Requirements: Restate word for word the part of the tax policy excerpt starting at "Kenneth Kies, a" and ending at "billion, Kies said.".

Source excerpt:
┄┄┄┄┄┄┄┄┄┄

Kenneth Kies, a tax policy specialist, made that prediction Monday here at the annual meeting of the Association for Advanced Life Underwriting, Falls Church, Va.

Kies also warned that Congress could impose a $1 million-per-year limit on non-qualified deferred compensation, in an effort both to limit the effect of the alternative minimum tax and to pay for extending business tax breaks that are scheduled to expire at the end of this year.

The cost of extending the business tax cuts for a year could be $50 billion to $70 billion, and the cost of minimizing the effects of the AMT on middle-income taxpayers could cost $60 billion to $70 billion, Kies said.

In general, the 2009-2010 congressional cycle could be “the most active tax legislative exercise that the country has ever witnessed,” Kies said.

About $4 trillion in tax provisions will be expiring by the end of 2010, Kies estimated.

“That is more expiring tax provisions than ever before,” Kies said.

Under the Economic Growth and Tax Relief Reconciliation Act of 2001, the estate tax exemption for 2009 is $3.5 million per person, with a 45% maximum tax rate for estates that do pay estate taxes.

EGTRRA calls for the estate tax to disappear in 2010, then bounce back to the old, 2001, $1 million-per-person exemption in 2011.

“Something will have to happen in 2009,” Kies said. “There is an implied consensus that [Congress] cannot let 2010 possibly happen with a zero estate tax.”

Merely extending the 2009 rate into 2010 “buys Congress an extra year to debate a permanent solution to the estate tax issue,” Kies said.

“Based on past history, 3 of the past 4 past new presidents have gotten a major tax bill in the first 6 months in office,” Kies noted.

┄┄┄┄┄┄┄┄┄┄

Records shown:
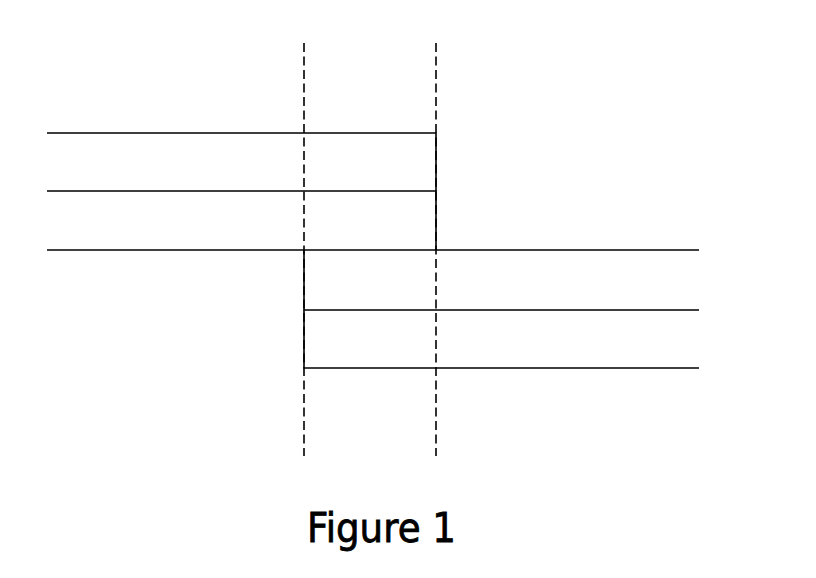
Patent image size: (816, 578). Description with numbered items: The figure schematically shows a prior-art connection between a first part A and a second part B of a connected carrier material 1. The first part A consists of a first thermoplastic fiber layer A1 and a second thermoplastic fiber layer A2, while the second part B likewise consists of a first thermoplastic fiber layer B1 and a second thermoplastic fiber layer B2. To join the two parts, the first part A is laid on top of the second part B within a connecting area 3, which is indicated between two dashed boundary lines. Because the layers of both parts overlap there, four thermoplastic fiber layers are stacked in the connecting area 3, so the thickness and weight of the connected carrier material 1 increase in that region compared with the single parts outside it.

The connected carrier material 1 is at (373, 210).
The connecting area 3 is at (306, 51).
The first part A is at (241, 149).
The first thermoplastic fiber layer A1 is at (241, 207).
The second thermoplastic fiber layer A2 is at (175, 237).
The second part B is at (501, 237).
The first thermoplastic fiber layer B1 is at (501, 280).
The second thermoplastic fiber layer B2 is at (501, 339).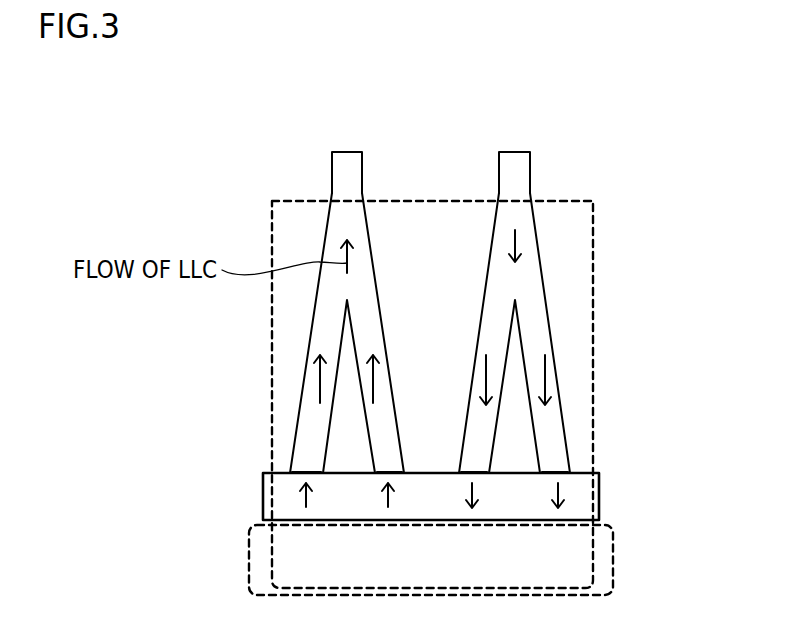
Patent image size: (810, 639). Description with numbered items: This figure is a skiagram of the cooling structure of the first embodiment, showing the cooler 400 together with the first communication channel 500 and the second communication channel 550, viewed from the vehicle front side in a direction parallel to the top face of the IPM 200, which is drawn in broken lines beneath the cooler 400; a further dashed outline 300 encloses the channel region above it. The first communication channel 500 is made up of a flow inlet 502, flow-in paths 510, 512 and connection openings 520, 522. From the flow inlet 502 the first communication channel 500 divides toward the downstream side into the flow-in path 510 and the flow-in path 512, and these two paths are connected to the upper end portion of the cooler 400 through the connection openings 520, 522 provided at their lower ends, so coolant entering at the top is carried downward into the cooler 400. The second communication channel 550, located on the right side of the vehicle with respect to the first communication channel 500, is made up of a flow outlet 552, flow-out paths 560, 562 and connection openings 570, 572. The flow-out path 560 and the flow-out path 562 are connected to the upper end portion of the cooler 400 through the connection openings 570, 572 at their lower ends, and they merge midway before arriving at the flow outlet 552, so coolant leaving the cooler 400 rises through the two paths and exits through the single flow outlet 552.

The IPM 200 is at (613, 556).
The housing (dashed) 300 is at (593, 254).
The cooler 400 is at (599, 490).
The first communication channel 500 is at (540, 250).
The flow inlet 502 is at (515, 152).
The flow-in path 510 is at (556, 370).
The flow-in path 512 is at (475, 362).
The connection opening 520 is at (560, 473).
The connection opening 522 is at (468, 473).
The second communication channel 550 is at (326, 249).
The flow outlet 552 is at (347, 152).
The flow-out path 560 is at (392, 389).
The flow-out path 562 is at (304, 378).
The connection opening 570 is at (383, 473).
The connection opening 572 is at (305, 473).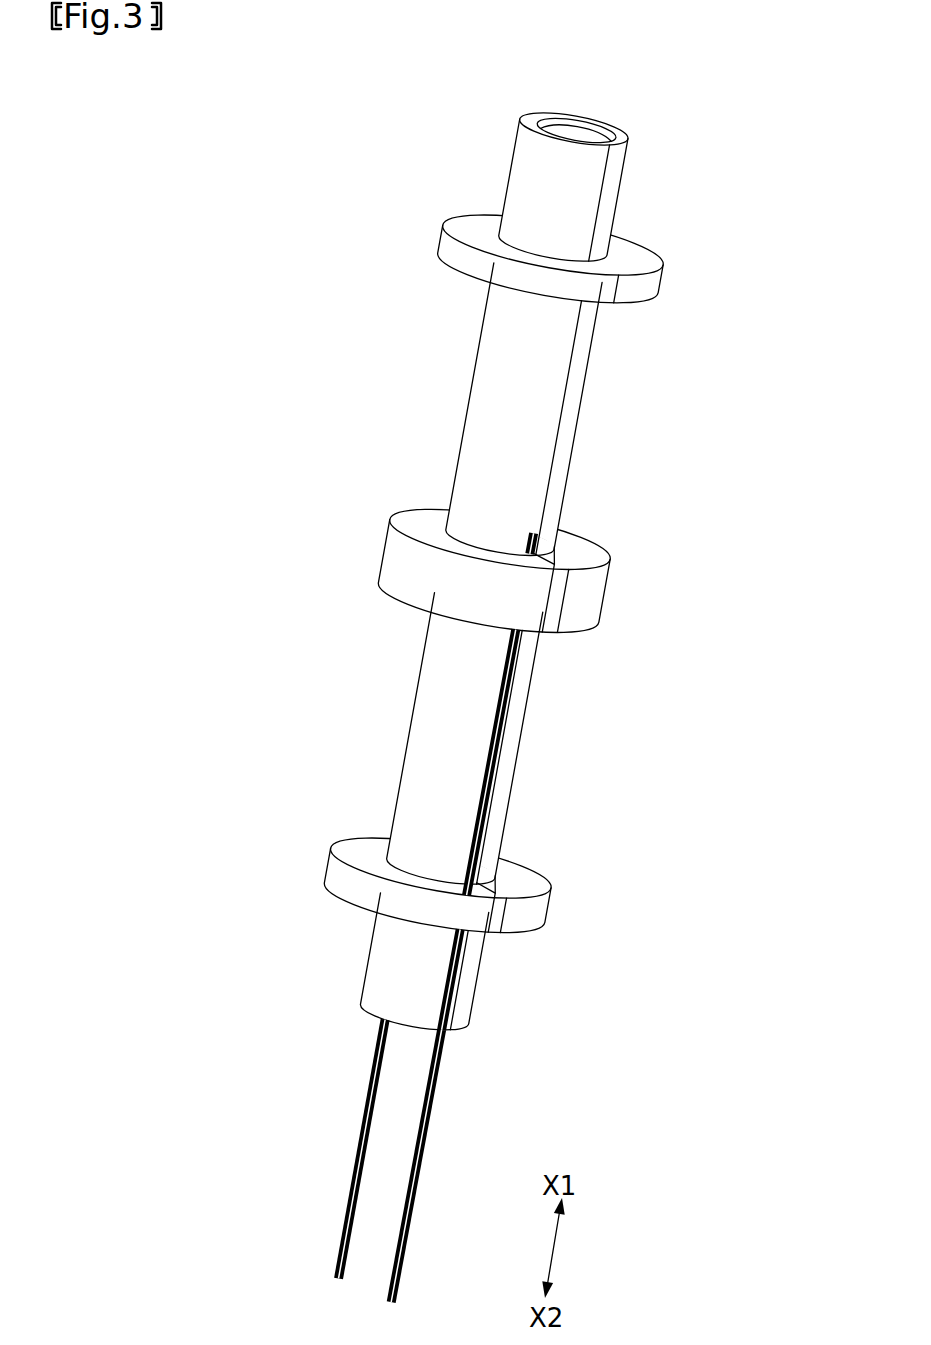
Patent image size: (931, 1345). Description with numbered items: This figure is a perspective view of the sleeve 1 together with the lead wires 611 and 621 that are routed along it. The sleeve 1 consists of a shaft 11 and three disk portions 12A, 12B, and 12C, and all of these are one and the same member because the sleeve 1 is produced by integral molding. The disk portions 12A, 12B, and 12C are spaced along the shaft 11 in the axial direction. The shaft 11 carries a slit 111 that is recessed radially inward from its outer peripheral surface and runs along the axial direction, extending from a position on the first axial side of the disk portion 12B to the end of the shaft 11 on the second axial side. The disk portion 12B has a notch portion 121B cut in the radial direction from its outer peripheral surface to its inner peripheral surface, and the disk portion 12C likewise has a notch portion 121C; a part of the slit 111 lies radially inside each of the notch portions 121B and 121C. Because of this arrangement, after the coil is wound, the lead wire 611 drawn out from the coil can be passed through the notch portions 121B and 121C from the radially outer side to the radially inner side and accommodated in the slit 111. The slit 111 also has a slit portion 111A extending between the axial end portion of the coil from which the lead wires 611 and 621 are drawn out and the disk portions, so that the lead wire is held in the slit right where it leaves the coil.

The sleeve 1 is at (492, 89).
The shaft 11 is at (613, 174).
The disk portion 12A is at (650, 257).
The disk portion 12B is at (597, 553).
The disk portion 12C is at (548, 888).
The notch portion 121B is at (563, 573).
The notch portion 121C is at (505, 903).
The slit 111 is at (453, 1007).
The slit portion 111A is at (545, 548).
The lead wire 611 is at (405, 1268).
The lead wire 621 is at (340, 1238).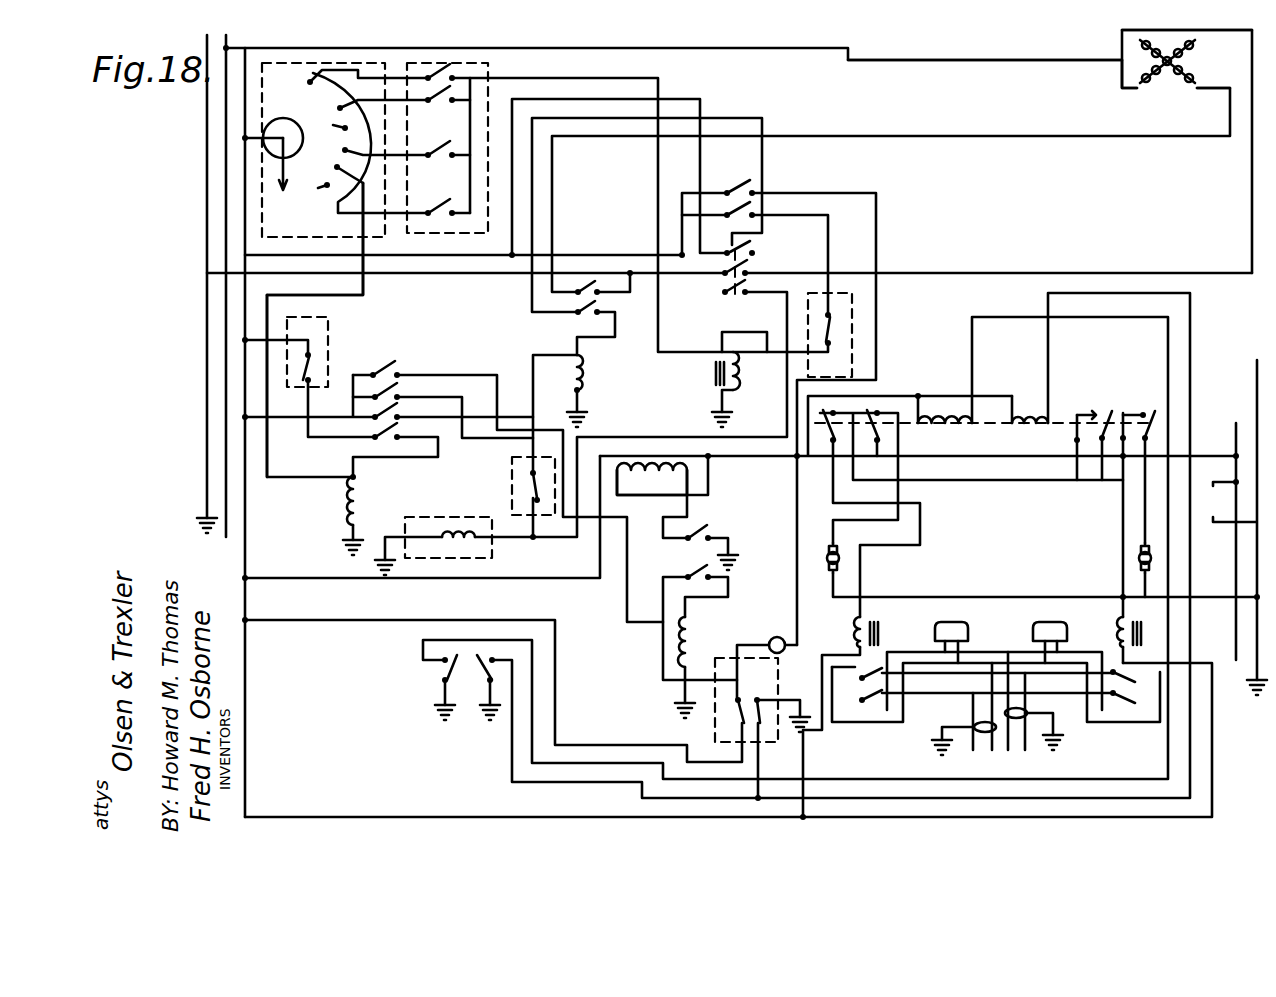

┄┄┄┄┄┄┄┄┄┄

Solution for this exercise:
Kenneth Kies, a tax policy specialist, made that prediction Monday here at the annual meeting of the Association for Advanced Life Underwriting, Falls Church, Va.

Kies also warned that Congress could impose a $1 million-per-year limit on non-qualified deferred compensation, in an effort both to limit the effect of the alternative minimum tax and to pay for extending business tax breaks that are scheduled to expire at the end of this year.

The cost of extending the business tax cuts for a year could be $50 billion to $70 billion, and the cost of minimizing the effects of the AMT on middle-income taxpayers could cost $60 billion to $70 billion, Kies said.